Only the number is needed: how many lines of the records include "JSON"?
--- Begin THE INPUT ---
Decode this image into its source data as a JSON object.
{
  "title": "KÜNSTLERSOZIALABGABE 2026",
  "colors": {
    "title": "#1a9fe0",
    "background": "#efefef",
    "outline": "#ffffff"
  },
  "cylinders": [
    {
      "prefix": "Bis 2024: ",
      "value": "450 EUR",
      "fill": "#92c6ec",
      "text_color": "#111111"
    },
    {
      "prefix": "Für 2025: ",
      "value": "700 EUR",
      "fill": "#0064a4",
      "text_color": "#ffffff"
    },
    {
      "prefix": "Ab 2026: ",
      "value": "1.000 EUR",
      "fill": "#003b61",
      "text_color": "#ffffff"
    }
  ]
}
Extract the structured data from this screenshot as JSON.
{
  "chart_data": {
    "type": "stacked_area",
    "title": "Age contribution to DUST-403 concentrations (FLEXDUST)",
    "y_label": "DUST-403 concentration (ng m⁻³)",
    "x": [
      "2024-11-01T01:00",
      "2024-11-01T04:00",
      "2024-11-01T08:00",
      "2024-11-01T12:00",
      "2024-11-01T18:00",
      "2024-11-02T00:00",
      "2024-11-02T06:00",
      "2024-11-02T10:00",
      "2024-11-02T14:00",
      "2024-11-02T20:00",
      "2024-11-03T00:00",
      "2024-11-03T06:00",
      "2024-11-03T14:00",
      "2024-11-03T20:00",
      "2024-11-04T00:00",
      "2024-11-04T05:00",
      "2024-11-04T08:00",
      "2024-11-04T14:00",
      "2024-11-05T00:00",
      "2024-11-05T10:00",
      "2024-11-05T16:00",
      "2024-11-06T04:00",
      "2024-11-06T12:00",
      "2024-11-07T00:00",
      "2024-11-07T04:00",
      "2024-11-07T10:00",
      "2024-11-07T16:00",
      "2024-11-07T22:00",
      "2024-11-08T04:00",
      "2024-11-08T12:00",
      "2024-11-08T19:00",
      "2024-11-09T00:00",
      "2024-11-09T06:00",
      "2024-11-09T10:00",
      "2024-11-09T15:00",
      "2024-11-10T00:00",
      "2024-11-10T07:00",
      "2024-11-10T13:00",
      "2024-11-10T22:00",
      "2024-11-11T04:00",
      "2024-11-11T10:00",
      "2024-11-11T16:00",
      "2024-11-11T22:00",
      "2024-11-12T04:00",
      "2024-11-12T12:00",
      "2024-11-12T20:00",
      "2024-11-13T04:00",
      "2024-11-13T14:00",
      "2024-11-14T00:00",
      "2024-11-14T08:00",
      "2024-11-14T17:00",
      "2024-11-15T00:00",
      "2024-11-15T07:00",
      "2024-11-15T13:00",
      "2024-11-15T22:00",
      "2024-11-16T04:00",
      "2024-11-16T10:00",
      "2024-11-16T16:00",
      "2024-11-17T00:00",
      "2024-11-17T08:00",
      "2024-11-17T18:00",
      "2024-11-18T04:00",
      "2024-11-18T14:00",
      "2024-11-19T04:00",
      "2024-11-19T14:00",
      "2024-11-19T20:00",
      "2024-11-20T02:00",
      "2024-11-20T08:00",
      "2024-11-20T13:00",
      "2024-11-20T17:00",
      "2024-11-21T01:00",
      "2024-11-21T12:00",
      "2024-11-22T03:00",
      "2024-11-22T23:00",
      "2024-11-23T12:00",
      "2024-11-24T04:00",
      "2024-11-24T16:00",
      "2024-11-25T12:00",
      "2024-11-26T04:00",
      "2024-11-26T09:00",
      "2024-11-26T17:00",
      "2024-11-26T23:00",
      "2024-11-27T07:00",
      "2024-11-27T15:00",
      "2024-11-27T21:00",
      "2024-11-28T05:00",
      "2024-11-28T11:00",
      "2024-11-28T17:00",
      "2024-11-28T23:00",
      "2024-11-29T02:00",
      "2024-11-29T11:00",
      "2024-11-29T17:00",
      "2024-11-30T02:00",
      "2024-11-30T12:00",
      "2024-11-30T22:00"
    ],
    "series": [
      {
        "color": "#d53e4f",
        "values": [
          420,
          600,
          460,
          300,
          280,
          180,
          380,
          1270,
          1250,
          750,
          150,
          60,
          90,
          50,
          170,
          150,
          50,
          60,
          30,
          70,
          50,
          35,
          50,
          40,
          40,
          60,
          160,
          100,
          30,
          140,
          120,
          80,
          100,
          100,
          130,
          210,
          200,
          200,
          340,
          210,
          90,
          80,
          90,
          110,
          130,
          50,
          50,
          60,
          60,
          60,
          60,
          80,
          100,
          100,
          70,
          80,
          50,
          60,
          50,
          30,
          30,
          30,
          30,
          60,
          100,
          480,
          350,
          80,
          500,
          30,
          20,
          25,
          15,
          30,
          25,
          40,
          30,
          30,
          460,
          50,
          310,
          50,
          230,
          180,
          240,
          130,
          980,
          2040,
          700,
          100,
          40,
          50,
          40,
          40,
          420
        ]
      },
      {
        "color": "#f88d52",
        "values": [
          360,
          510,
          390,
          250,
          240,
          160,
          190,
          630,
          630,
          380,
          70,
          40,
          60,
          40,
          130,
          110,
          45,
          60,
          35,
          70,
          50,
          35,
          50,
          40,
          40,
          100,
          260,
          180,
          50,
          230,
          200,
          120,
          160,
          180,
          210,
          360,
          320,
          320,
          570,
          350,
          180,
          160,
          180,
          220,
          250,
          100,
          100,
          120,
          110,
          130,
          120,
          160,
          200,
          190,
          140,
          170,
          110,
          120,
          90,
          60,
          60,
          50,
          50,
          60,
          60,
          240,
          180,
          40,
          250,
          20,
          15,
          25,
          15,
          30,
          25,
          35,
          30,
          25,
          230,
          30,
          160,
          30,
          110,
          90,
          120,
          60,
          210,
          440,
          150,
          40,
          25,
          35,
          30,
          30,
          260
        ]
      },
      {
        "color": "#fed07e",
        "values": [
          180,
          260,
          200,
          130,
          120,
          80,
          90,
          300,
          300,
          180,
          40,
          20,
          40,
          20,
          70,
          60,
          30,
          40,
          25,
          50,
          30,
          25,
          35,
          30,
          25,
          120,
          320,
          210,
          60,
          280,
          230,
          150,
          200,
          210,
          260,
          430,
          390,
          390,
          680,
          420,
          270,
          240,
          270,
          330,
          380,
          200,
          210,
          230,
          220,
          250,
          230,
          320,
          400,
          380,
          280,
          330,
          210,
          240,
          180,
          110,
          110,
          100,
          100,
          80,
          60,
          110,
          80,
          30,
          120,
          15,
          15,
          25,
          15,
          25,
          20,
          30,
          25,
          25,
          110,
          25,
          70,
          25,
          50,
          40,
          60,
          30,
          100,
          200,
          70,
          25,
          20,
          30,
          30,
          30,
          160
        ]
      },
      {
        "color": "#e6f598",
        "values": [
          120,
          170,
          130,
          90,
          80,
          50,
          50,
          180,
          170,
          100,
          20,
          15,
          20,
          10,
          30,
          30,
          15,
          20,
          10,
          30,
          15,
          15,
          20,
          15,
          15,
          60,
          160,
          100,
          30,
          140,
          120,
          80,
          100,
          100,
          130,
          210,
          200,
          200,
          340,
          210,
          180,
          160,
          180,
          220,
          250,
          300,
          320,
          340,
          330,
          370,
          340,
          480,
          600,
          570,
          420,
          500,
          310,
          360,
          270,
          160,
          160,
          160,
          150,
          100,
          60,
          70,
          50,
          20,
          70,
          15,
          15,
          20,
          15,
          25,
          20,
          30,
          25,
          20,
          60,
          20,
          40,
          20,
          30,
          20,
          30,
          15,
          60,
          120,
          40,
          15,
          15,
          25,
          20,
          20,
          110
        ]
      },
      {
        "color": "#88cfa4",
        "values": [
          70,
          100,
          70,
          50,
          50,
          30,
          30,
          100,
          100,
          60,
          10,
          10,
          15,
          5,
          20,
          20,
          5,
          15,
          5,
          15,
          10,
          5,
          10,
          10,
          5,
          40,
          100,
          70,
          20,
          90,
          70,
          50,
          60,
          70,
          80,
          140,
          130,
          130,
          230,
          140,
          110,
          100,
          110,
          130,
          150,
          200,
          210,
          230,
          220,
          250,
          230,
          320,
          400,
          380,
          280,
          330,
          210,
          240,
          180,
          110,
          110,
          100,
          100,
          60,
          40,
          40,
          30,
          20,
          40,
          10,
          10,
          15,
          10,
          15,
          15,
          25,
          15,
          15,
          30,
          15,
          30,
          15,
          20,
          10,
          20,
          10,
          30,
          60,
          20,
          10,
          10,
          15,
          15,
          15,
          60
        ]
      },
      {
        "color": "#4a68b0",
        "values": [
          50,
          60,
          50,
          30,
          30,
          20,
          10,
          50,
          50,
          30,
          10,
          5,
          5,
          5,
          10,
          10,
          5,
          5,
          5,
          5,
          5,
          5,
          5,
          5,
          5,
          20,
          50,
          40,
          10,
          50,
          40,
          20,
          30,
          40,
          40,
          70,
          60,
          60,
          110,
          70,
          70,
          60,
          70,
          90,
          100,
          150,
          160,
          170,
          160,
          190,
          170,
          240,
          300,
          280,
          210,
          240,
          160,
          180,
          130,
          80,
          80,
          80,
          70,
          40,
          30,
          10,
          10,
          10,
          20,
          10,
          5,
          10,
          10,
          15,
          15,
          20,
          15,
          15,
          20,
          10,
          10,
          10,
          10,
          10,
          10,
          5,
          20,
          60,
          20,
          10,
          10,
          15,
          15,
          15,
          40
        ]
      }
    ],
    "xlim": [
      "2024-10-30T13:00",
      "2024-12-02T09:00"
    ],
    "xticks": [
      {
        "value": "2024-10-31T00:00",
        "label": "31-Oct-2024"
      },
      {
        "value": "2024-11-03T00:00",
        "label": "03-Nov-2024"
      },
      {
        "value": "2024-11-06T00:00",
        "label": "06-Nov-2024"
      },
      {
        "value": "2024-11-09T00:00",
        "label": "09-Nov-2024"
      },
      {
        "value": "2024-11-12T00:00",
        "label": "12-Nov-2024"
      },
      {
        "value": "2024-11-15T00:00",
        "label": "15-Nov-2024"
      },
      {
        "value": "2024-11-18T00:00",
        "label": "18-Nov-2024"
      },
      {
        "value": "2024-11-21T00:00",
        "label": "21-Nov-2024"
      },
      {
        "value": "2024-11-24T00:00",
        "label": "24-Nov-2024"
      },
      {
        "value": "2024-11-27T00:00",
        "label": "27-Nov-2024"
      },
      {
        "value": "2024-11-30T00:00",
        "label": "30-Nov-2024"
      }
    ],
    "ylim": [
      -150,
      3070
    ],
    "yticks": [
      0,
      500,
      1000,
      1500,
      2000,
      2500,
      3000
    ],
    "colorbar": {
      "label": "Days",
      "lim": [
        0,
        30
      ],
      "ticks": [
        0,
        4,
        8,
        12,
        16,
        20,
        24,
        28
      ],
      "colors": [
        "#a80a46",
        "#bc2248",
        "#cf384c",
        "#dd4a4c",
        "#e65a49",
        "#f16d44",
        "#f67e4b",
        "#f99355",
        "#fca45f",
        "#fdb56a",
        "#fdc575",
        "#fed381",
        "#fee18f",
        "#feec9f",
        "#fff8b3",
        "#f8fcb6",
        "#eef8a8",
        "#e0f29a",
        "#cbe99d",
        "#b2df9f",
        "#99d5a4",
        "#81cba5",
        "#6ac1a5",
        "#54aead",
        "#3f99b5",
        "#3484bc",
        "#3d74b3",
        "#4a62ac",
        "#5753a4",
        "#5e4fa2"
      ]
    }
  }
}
--- End THE INPUT ---
**SOLUTION FOR THIS TASK:** 2